start DATA EXTRACT

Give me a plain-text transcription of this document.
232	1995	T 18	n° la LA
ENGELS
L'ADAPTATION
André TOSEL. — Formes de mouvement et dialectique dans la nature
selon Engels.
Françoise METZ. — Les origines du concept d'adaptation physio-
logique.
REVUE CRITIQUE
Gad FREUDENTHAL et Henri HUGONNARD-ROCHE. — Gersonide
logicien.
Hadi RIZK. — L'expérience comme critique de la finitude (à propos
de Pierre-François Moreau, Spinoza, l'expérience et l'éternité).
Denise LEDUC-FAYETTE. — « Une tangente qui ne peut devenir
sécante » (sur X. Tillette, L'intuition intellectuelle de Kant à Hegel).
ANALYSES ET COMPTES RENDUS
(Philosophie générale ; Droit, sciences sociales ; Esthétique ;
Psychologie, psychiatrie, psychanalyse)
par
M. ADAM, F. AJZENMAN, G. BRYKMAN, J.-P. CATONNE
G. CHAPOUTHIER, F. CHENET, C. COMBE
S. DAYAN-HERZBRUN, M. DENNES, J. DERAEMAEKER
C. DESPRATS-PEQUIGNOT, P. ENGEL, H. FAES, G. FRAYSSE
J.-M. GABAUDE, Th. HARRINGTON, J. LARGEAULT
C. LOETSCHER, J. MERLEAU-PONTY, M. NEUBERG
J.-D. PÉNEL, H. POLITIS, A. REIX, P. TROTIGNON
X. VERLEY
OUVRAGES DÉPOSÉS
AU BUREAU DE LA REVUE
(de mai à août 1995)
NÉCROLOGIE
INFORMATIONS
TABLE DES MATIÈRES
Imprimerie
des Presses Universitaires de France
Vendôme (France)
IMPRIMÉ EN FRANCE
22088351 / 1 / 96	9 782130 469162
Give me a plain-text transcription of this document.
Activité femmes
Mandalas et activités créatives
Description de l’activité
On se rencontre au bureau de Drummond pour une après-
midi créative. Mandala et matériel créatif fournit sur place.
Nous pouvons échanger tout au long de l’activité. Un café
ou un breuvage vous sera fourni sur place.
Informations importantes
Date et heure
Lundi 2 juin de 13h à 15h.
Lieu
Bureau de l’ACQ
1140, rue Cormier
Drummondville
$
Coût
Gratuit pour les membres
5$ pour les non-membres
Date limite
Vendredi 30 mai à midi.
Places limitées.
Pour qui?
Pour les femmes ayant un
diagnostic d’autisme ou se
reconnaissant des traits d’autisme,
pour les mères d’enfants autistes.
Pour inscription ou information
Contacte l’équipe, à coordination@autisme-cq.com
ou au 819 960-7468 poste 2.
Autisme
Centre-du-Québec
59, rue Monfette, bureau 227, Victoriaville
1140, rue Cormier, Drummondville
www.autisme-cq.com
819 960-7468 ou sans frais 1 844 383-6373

end DATA EXTRACT

→ **WHAT IS EXPECTED**: Produce an exact copy of every entry above.

→ **PROBLEM SOLUTION**:
Give me a plain-text transcription of this document.
232	1995	T 18	n° la LA
ENGELS
L'ADAPTATION
André TOSEL. — Formes de mouvement et dialectique dans la nature
selon Engels.
Françoise METZ. — Les origines du concept d'adaptation physio-
logique.
REVUE CRITIQUE
Gad FREUDENTHAL et Henri HUGONNARD-ROCHE. — Gersonide
logicien.
Hadi RIZK. — L'expérience comme critique de la finitude (à propos
de Pierre-François Moreau, Spinoza, l'expérience et l'éternité).
Denise LEDUC-FAYETTE. — « Une tangente qui ne peut devenir
sécante » (sur X. Tillette, L'intuition intellectuelle de Kant à Hegel).
ANALYSES ET COMPTES RENDUS
(Philosophie générale ; Droit, sciences sociales ; Esthétique ;
Psychologie, psychiatrie, psychanalyse)
par
M. ADAM, F. AJZENMAN, G. BRYKMAN, J.-P. CATONNE
G. CHAPOUTHIER, F. CHENET, C. COMBE
S. DAYAN-HERZBRUN, M. DENNES, J. DERAEMAEKER
C. DESPRATS-PEQUIGNOT, P. ENGEL, H. FAES, G. FRAYSSE
J.-M. GABAUDE, Th. HARRINGTON, J. LARGEAULT
C. LOETSCHER, J. MERLEAU-PONTY, M. NEUBERG
J.-D. PÉNEL, H. POLITIS, A. REIX, P. TROTIGNON
X. VERLEY
OUVRAGES DÉPOSÉS
AU BUREAU DE LA REVUE
(de mai à août 1995)
NÉCROLOGIE
INFORMATIONS
TABLE DES MATIÈRES
Imprimerie
des Presses Universitaires de France
Vendôme (France)
IMPRIMÉ EN FRANCE
22088351 / 1 / 96	9 782130 469162
Give me a plain-text transcription of this document.
Activité femmes
Mandalas et activités créatives
Description de l’activité
On se rencontre au bureau de Drummond pour une après-
midi créative. Mandala et matériel créatif fournit sur place.
Nous pouvons échanger tout au long de l’activité. Un café
ou un breuvage vous sera fourni sur place.
Informations importantes
Date et heure
Lundi 2 juin de 13h à 15h.
Lieu
Bureau de l’ACQ
1140, rue Cormier
Drummondville
$
Coût
Gratuit pour les membres
5$ pour les non-membres
Date limite
Vendredi 30 mai à midi.
Places limitées.
Pour qui?
Pour les femmes ayant un
diagnostic d’autisme ou se
reconnaissant des traits d’autisme,
pour les mères d’enfants autistes.
Pour inscription ou information
Contacte l’équipe, à coordination@autisme-cq.com
ou au 819 960-7468 poste 2.
Autisme
Centre-du-Québec
59, rue Monfette, bureau 227, Victoriaville
1140, rue Cormier, Drummondville
www.autisme-cq.com
819 960-7468 ou sans frais 1 844 383-6373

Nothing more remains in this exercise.